What this task involves
Extract the records in full, leaving every picture out.

[Dataset rows about figures]
○ ○ ○

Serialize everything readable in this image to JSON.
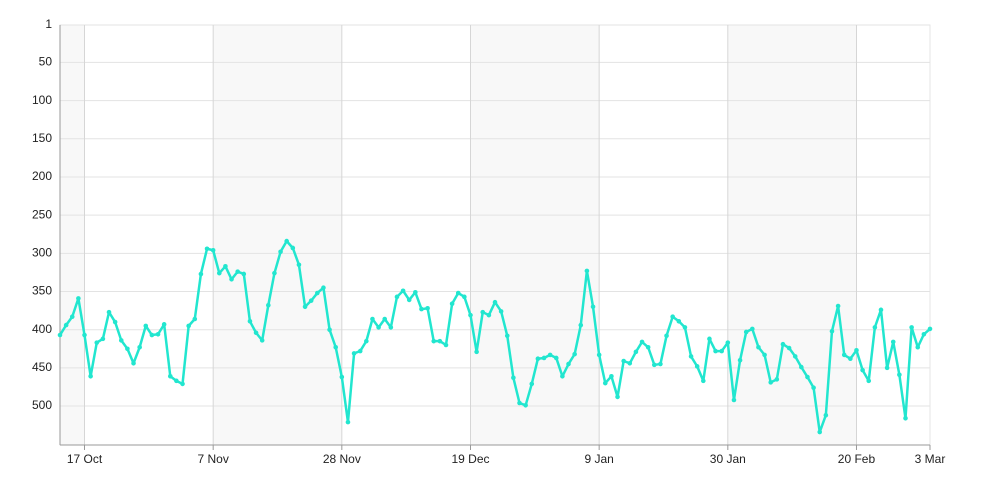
{
  "chart_data": {
    "type": "line",
    "categories": [
      null,
      null,
      null,
      null,
      "17 Oct",
      null,
      null,
      null,
      null,
      null,
      null,
      null,
      null,
      null,
      null,
      null,
      null,
      null,
      null,
      null,
      null,
      null,
      null,
      null,
      null,
      "7 Nov",
      null,
      null,
      null,
      null,
      null,
      null,
      null,
      null,
      null,
      null,
      null,
      null,
      null,
      null,
      null,
      null,
      null,
      null,
      null,
      null,
      "28 Nov",
      null,
      null,
      null,
      null,
      null,
      null,
      null,
      null,
      null,
      null,
      null,
      null,
      null,
      null,
      null,
      null,
      null,
      null,
      null,
      null,
      "19 Dec",
      null,
      null,
      null,
      null,
      null,
      null,
      null,
      null,
      null,
      null,
      null,
      null,
      null,
      null,
      null,
      null,
      null,
      null,
      null,
      null,
      "9 Jan",
      null,
      null,
      null,
      null,
      null,
      null,
      null,
      null,
      null,
      null,
      null,
      null,
      null,
      null,
      null,
      null,
      null,
      null,
      null,
      null,
      "30 Jan",
      null,
      null,
      null,
      null,
      null,
      null,
      null,
      null,
      null,
      null,
      null,
      null,
      null,
      null,
      null,
      null,
      null,
      null,
      null,
      null,
      "20 Feb",
      null,
      null,
      null,
      null,
      null,
      null,
      null,
      null,
      null,
      null,
      null,
      "3 Mar"
    ],
    "values": [
      407,
      394,
      383,
      359,
      407,
      461,
      417,
      412,
      377,
      390,
      414,
      425,
      444,
      423,
      395,
      407,
      406,
      393,
      461,
      467,
      471,
      395,
      386,
      327,
      294,
      296,
      326,
      317,
      334,
      324,
      327,
      389,
      404,
      414,
      368,
      326,
      298,
      284,
      293,
      315,
      370,
      362,
      352,
      345,
      400,
      423,
      462,
      521,
      431,
      428,
      415,
      386,
      397,
      386,
      397,
      357,
      349,
      361,
      351,
      373,
      372,
      415,
      415,
      420,
      366,
      352,
      357,
      381,
      429,
      377,
      381,
      364,
      376,
      408,
      463,
      496,
      499,
      471,
      438,
      437,
      433,
      437,
      461,
      445,
      432,
      394,
      323,
      370,
      433,
      470,
      461,
      488,
      441,
      444,
      429,
      416,
      423,
      446,
      445,
      408,
      383,
      389,
      397,
      435,
      448,
      467,
      412,
      428,
      428,
      417,
      492,
      440,
      403,
      399,
      423,
      433,
      469,
      465,
      419,
      424,
      435,
      449,
      462,
      476,
      534,
      512,
      402,
      369,
      433,
      438,
      427,
      453,
      467,
      397,
      374,
      450,
      416,
      459,
      516,
      397,
      423,
      406,
      399
    ],
    "color": "#22e6cf",
    "ylim": [
      551,
      1
    ],
    "yticks": [
      1,
      50,
      100,
      150,
      200,
      250,
      300,
      350,
      400,
      450,
      500
    ],
    "grid": true
  }
}
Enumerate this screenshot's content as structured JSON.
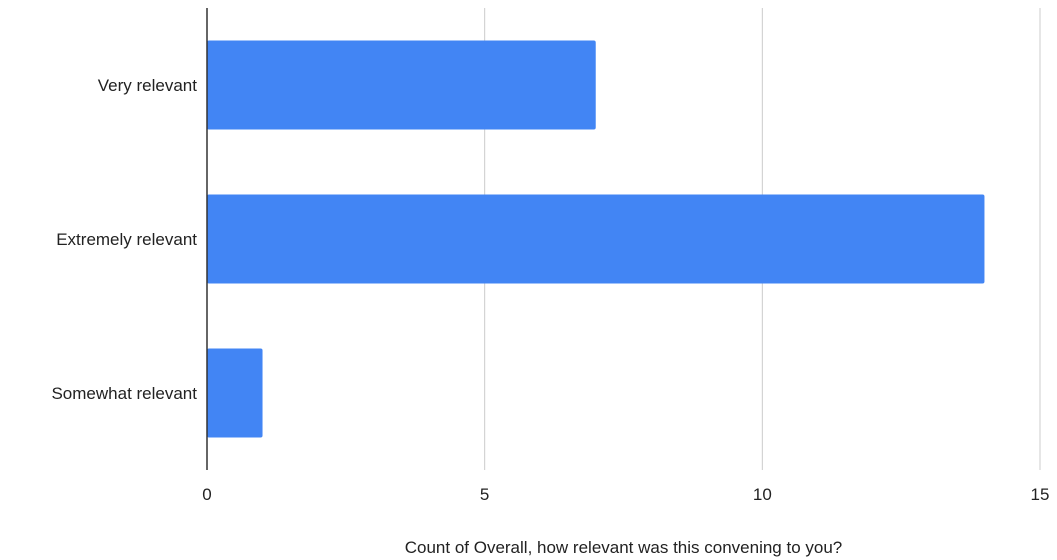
{
  "chart_data": {
    "type": "bar",
    "orientation": "horizontal",
    "categories": [
      "Very relevant",
      "Extremely relevant",
      "Somewhat relevant"
    ],
    "values": [
      7,
      14,
      1
    ],
    "xlabel": "Count of Overall, how relevant was this convening to you?",
    "ylabel": "",
    "xlim": [
      0,
      15
    ],
    "xticks": [
      0,
      5,
      10,
      15
    ],
    "grid": true,
    "colors": {
      "bar": "#4285f4",
      "grid": "#cccccc",
      "axis": "#333333"
    }
  }
}
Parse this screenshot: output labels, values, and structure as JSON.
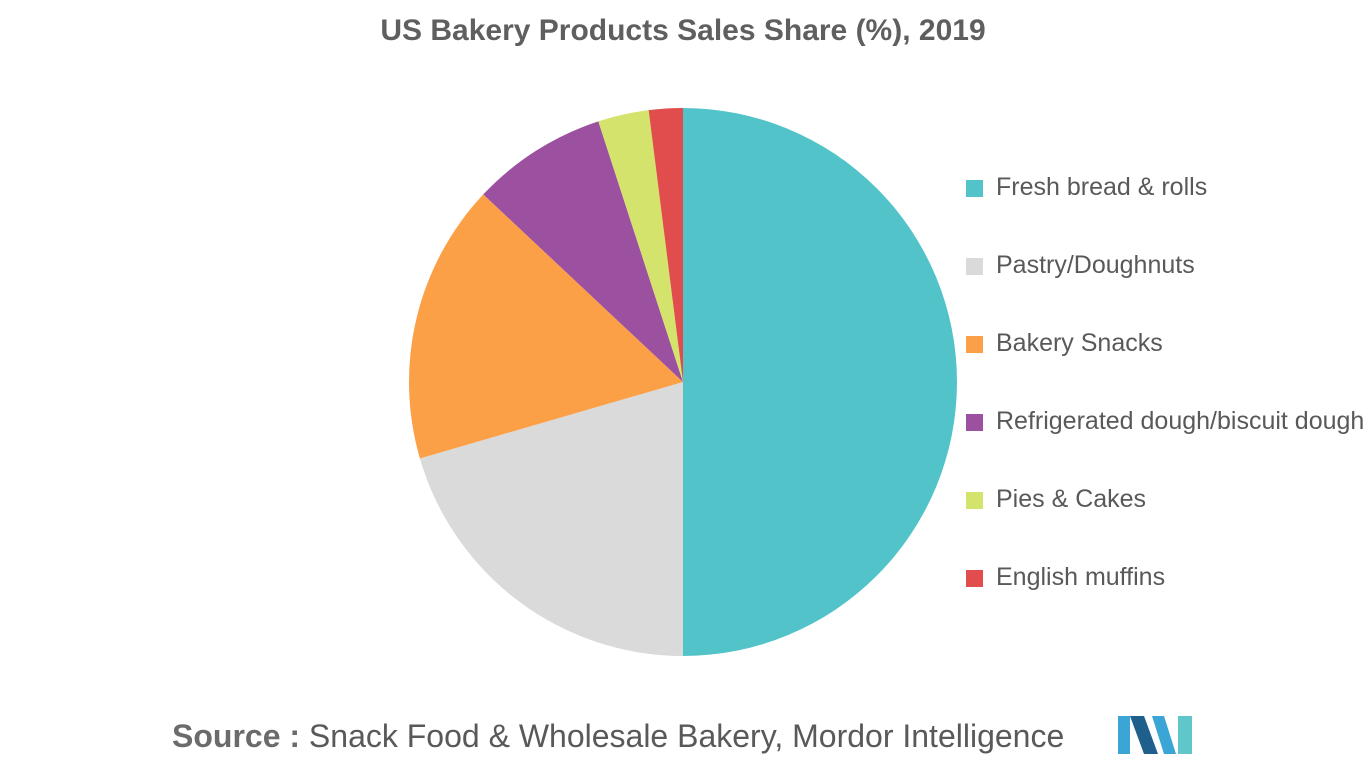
{
  "chart_data": {
    "type": "pie",
    "title": "US Bakery Products Sales Share (%), 2019",
    "categories": [
      "Fresh bread & rolls",
      "Pastry/Doughnuts",
      "Bakery Snacks",
      "Refrigerated dough/biscuit dough",
      "Pies & Cakes",
      "English muffins"
    ],
    "values": [
      50.0,
      20.5,
      16.5,
      8.0,
      3.0,
      2.0
    ],
    "colors": [
      "#52C4C9",
      "#DADADA",
      "#FCA048",
      "#9C51A0",
      "#D3E36B",
      "#E14C4C"
    ],
    "legend_position": "right"
  },
  "source": {
    "prefix": "Source :",
    "text": "Snack Food & Wholesale Bakery, Mordor Intelligence"
  },
  "logo": {
    "icon": "mordor-intelligence-logo",
    "colors": [
      "#3BA6D6",
      "#1F5F8B",
      "#5FC7C9"
    ]
  }
}
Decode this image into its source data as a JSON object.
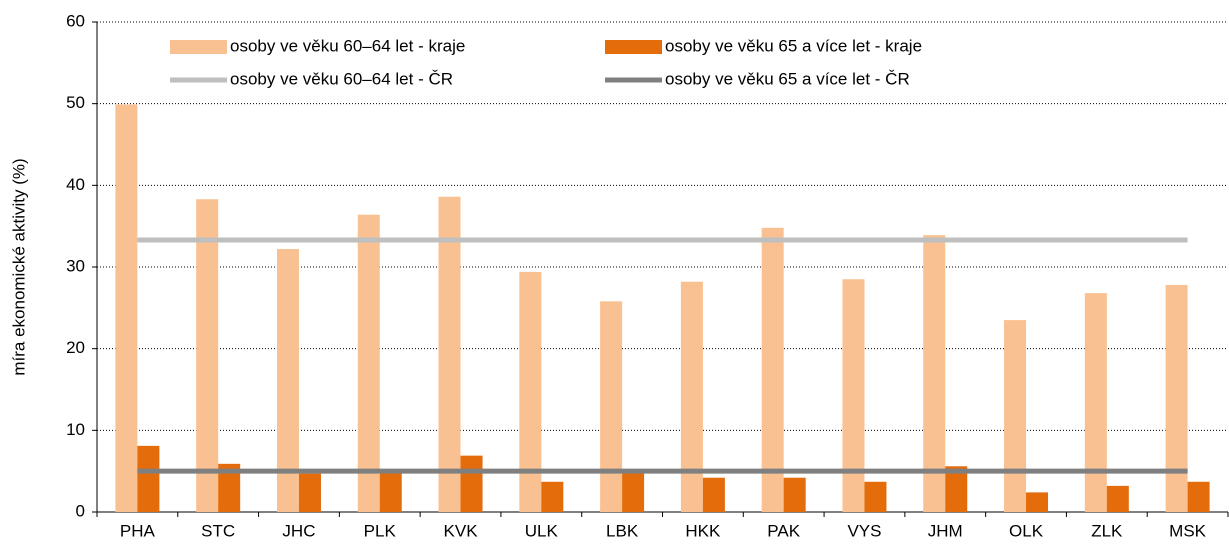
{
  "chart_data": {
    "type": "bar",
    "y_label": "míra ekonomické aktivity (%)",
    "categories": [
      "PHA",
      "STC",
      "JHC",
      "PLK",
      "KVK",
      "ULK",
      "LBK",
      "HKK",
      "PAK",
      "VYS",
      "JHM",
      "OLK",
      "ZLK",
      "MSK"
    ],
    "series": [
      {
        "name": "osoby ve věku 60–64 let - kraje",
        "type": "bar",
        "color": "#f9c191",
        "values": [
          49.9,
          38.3,
          32.2,
          36.4,
          38.6,
          29.4,
          25.8,
          28.2,
          34.8,
          28.5,
          33.9,
          23.5,
          26.8,
          27.8
        ]
      },
      {
        "name": "osoby ve věku 65 a více let - kraje",
        "type": "bar",
        "color": "#e46c0a",
        "values": [
          8.1,
          5.9,
          4.7,
          4.9,
          6.9,
          3.7,
          4.9,
          4.2,
          4.2,
          3.7,
          5.6,
          2.4,
          3.2,
          3.7
        ]
      },
      {
        "name": "osoby ve věku 60–64 let - ČR",
        "type": "line",
        "color": "#bfbfbf",
        "values": [
          33.3,
          33.3,
          33.3,
          33.3,
          33.3,
          33.3,
          33.3,
          33.3,
          33.3,
          33.3,
          33.3,
          33.3,
          33.3,
          33.3
        ]
      },
      {
        "name": "osoby ve věku 65 a více let - ČR",
        "type": "line",
        "color": "#7f7f7f",
        "values": [
          5.0,
          5.0,
          5.0,
          5.0,
          5.0,
          5.0,
          5.0,
          5.0,
          5.0,
          5.0,
          5.0,
          5.0,
          5.0,
          5.0
        ]
      }
    ],
    "ylim": [
      0,
      60
    ],
    "yticks": [
      0,
      10,
      20,
      30,
      40,
      50,
      60
    ],
    "grid": true,
    "legend": "top"
  }
}
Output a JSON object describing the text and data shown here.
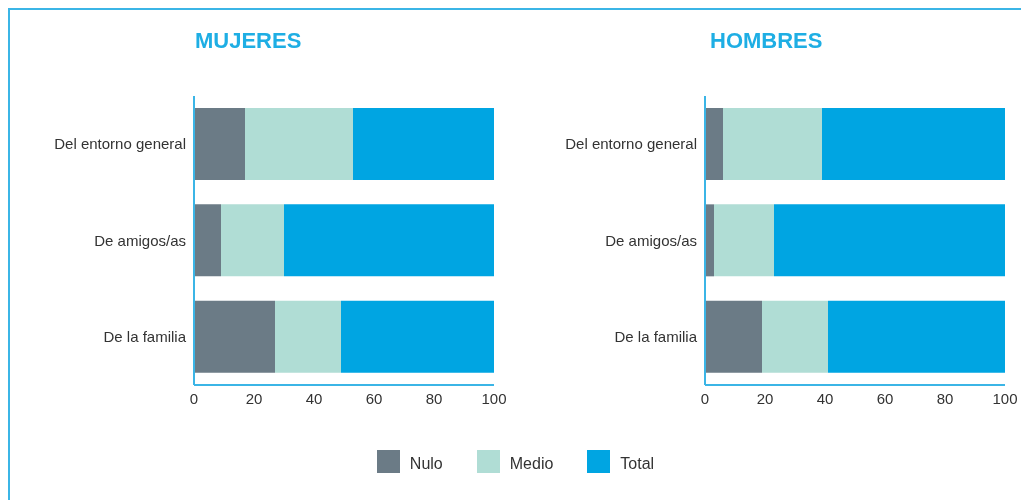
{
  "chart_data": [
    {
      "type": "bar",
      "title": "MUJERES",
      "orientation": "horizontal",
      "stacked": true,
      "categories": [
        "Del entorno general",
        "De amigos/as",
        "De la familia"
      ],
      "series": [
        {
          "name": "Nulo",
          "color": "#6b7b86",
          "values": [
            17,
            9,
            27
          ]
        },
        {
          "name": "Medio",
          "color": "#b0ddd5",
          "values": [
            36,
            21,
            22
          ]
        },
        {
          "name": "Total",
          "color": "#00a5e2",
          "values": [
            47,
            70,
            51
          ]
        }
      ],
      "xlim": [
        0,
        100
      ],
      "xticks": [
        0,
        20,
        40,
        60,
        80,
        100
      ],
      "grid": false,
      "legend": "bottom"
    },
    {
      "type": "bar",
      "title": "HOMBRES",
      "orientation": "horizontal",
      "stacked": true,
      "categories": [
        "Del entorno general",
        "De amigos/as",
        "De la familia"
      ],
      "series": [
        {
          "color": "#6b7b86",
          "values": [
            6,
            3,
            19
          ]
        },
        {
          "color": "#b0ddd5",
          "values": [
            33,
            20,
            22
          ]
        },
        {
          "color": "#00a5e2",
          "values": [
            61,
            77,
            59
          ]
        }
      ],
      "xlim": [
        0,
        100
      ],
      "xticks": [
        0,
        20,
        40,
        60,
        80,
        100
      ],
      "grid": false
    }
  ]
}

○ ○ ○

Response
Serialize everything readable in this image to JSON.
{
  "chart_data": {
    "type": "line",
    "categories": [
      null,
      null,
      null,
      null,
      "17 Oct",
      null,
      null,
      null,
      null,
      null,
      null,
      null,
      null,
      null,
      null,
      null,
      null,
      null,
      null,
      null,
      null,
      null,
      null,
      null,
      null,
      "7 Nov",
      null,
      null,
      null,
      null,
      null,
      null,
      null,
      null,
      null,
      null,
      null,
      null,
      null,
      null,
      null,
      null,
      null,
      null,
      null,
      null,
      "28 Nov",
      null,
      null,
      null,
      null,
      null,
      null,
      null,
      null,
      null,
      null,
      null,
      null,
      null,
      null,
      null,
      null,
      null,
      null,
      null,
      null,
      "19 Dec",
      null,
      null,
      null,
      null,
      null,
      null,
      null,
      null,
      null,
      null,
      null,
      null,
      null,
      null,
      null,
      null,
      null,
      null,
      null,
      null,
      "9 Jan",
      null,
      null,
      null,
      null,
      null,
      null,
      null,
      null,
      null,
      null,
      null,
      null,
      null,
      null,
      null,
      null,
      null,
      null,
      null,
      null,
      "30 Jan",
      null,
      null,
      null,
      null,
      null,
      null,
      null,
      null,
      null,
      null,
      null,
      null,
      null,
      null,
      null,
      null,
      null,
      null,
      null,
      null,
      "20 Feb",
      null,
      null,
      null,
      null,
      null,
      null,
      null,
      null,
      null,
      null,
      null,
      "3 Mar"
    ],
    "values": [
      407,
      394,
      383,
      359,
      407,
      461,
      417,
      412,
      377,
      390,
      414,
      425,
      444,
      423,
      395,
      407,
      406,
      393,
      461,
      467,
      471,
      395,
      386,
      327,
      294,
      296,
      326,
      317,
      334,
      324,
      327,
      389,
      404,
      414,
      368,
      326,
      298,
      284,
      293,
      315,
      370,
      362,
      352,
      345,
      400,
      423,
      462,
      521,
      431,
      428,
      415,
      386,
      397,
      386,
      397,
      357,
      349,
      361,
      351,
      373,
      372,
      415,
      415,
      420,
      366,
      352,
      357,
      381,
      429,
      377,
      381,
      364,
      376,
      408,
      463,
      496,
      499,
      471,
      438,
      437,
      433,
      437,
      461,
      445,
      432,
      394,
      323,
      370,
      433,
      470,
      461,
      488,
      441,
      444,
      429,
      416,
      423,
      446,
      445,
      408,
      383,
      389,
      397,
      435,
      448,
      467,
      412,
      428,
      428,
      417,
      492,
      440,
      403,
      399,
      423,
      433,
      469,
      465,
      419,
      424,
      435,
      449,
      462,
      476,
      534,
      512,
      402,
      369,
      433,
      438,
      427,
      453,
      467,
      397,
      374,
      450,
      416,
      459,
      516,
      397,
      423,
      406,
      399
    ],
    "color": "#22e6cf",
    "ylim": [
      551,
      1
    ],
    "yticks": [
      1,
      50,
      100,
      150,
      200,
      250,
      300,
      350,
      400,
      450,
      500
    ],
    "grid": true
  }
}
Enumerate this screenshot's content as structured JSON.
{
  "chart_data": {
    "type": "bar",
    "orientation": "horizontal",
    "categories": [
      "Very relevant",
      "Extremely relevant",
      "Somewhat relevant"
    ],
    "values": [
      7,
      14,
      1
    ],
    "xlabel": "Count of Overall, how relevant was this convening to you?",
    "ylabel": "",
    "xlim": [
      0,
      15
    ],
    "xticks": [
      0,
      5,
      10,
      15
    ],
    "grid": true,
    "colors": {
      "bar": "#4285f4",
      "grid": "#cccccc",
      "axis": "#333333"
    }
  }
}
Parse this screenshot: output labels, values, and structure as JSON.
{
  "chart_data": {
    "type": "pie",
    "title": "US Bakery Products Sales Share (%), 2019",
    "categories": [
      "Fresh bread & rolls",
      "Pastry/Doughnuts",
      "Bakery Snacks",
      "Refrigerated dough/biscuit dough",
      "Pies & Cakes",
      "English muffins"
    ],
    "values": [
      50.0,
      20.5,
      16.5,
      8.0,
      3.0,
      2.0
    ],
    "colors": [
      "#52C4C9",
      "#DADADA",
      "#FCA048",
      "#9C51A0",
      "#D3E36B",
      "#E14C4C"
    ],
    "legend_position": "right"
  },
  "source": {
    "prefix": "Source :",
    "text": "Snack Food & Wholesale Bakery, Mordor Intelligence"
  },
  "logo": {
    "icon": "mordor-intelligence-logo",
    "colors": [
      "#3BA6D6",
      "#1F5F8B",
      "#5FC7C9"
    ]
  }
}
Decode this image into its source data as a JSON object.
{
  "chart_data": {
    "type": "bar",
    "y_label": "míra ekonomické aktivity (%)",
    "categories": [
      "PHA",
      "STC",
      "JHC",
      "PLK",
      "KVK",
      "ULK",
      "LBK",
      "HKK",
      "PAK",
      "VYS",
      "JHM",
      "OLK",
      "ZLK",
      "MSK"
    ],
    "series": [
      {
        "name": "osoby ve věku 60–64 let - kraje",
        "type": "bar",
        "color": "#f9c191",
        "values": [
          49.9,
          38.3,
          32.2,
          36.4,
          38.6,
          29.4,
          25.8,
          28.2,
          34.8,
          28.5,
          33.9,
          23.5,
          26.8,
          27.8
        ]
      },
      {
        "name": "osoby ve věku 65 a více let - kraje",
        "type": "bar",
        "color": "#e46c0a",
        "values": [
          8.1,
          5.9,
          4.7,
          4.9,
          6.9,
          3.7,
          4.9,
          4.2,
          4.2,
          3.7,
          5.6,
          2.4,
          3.2,
          3.7
        ]
      },
      {
        "name": "osoby ve věku 60–64 let - ČR",
        "type": "line",
        "color": "#bfbfbf",
        "values": [
          33.3,
          33.3,
          33.3,
          33.3,
          33.3,
          33.3,
          33.3,
          33.3,
          33.3,
          33.3,
          33.3,
          33.3,
          33.3,
          33.3
        ]
      },
      {
        "name": "osoby ve věku 65 a více let - ČR",
        "type": "line",
        "color": "#7f7f7f",
        "values": [
          5.0,
          5.0,
          5.0,
          5.0,
          5.0,
          5.0,
          5.0,
          5.0,
          5.0,
          5.0,
          5.0,
          5.0,
          5.0,
          5.0
        ]
      }
    ],
    "ylim": [
      0,
      60
    ],
    "yticks": [
      0,
      10,
      20,
      30,
      40,
      50,
      60
    ],
    "grid": true,
    "legend": "top"
  }
}
Output a JSON object describing the text and data shown here.
{
  "chart_data": [
    {
      "type": "bar",
      "title": "MUJERES",
      "orientation": "horizontal",
      "stacked": true,
      "categories": [
        "Del entorno general",
        "De amigos/as",
        "De la familia"
      ],
      "series": [
        {
          "name": "Nulo",
          "color": "#6b7b86",
          "values": [
            17,
            9,
            27
          ]
        },
        {
          "name": "Medio",
          "color": "#b0ddd5",
          "values": [
            36,
            21,
            22
          ]
        },
        {
          "name": "Total",
          "color": "#00a5e2",
          "values": [
            47,
            70,
            51
          ]
        }
      ],
      "xlim": [
        0,
        100
      ],
      "xticks": [
        0,
        20,
        40,
        60,
        80,
        100
      ],
      "grid": false,
      "legend": "bottom"
    },
    {
      "type": "bar",
      "title": "HOMBRES",
      "orientation": "horizontal",
      "stacked": true,
      "categories": [
        "Del entorno general",
        "De amigos/as",
        "De la familia"
      ],
      "series": [
        {
          "color": "#6b7b86",
          "values": [
            6,
            3,
            19
          ]
        },
        {
          "color": "#b0ddd5",
          "values": [
            33,
            20,
            22
          ]
        },
        {
          "color": "#00a5e2",
          "values": [
            61,
            77,
            59
          ]
        }
      ],
      "xlim": [
        0,
        100
      ],
      "xticks": [
        0,
        20,
        40,
        60,
        80,
        100
      ],
      "grid": false
    }
  ]
}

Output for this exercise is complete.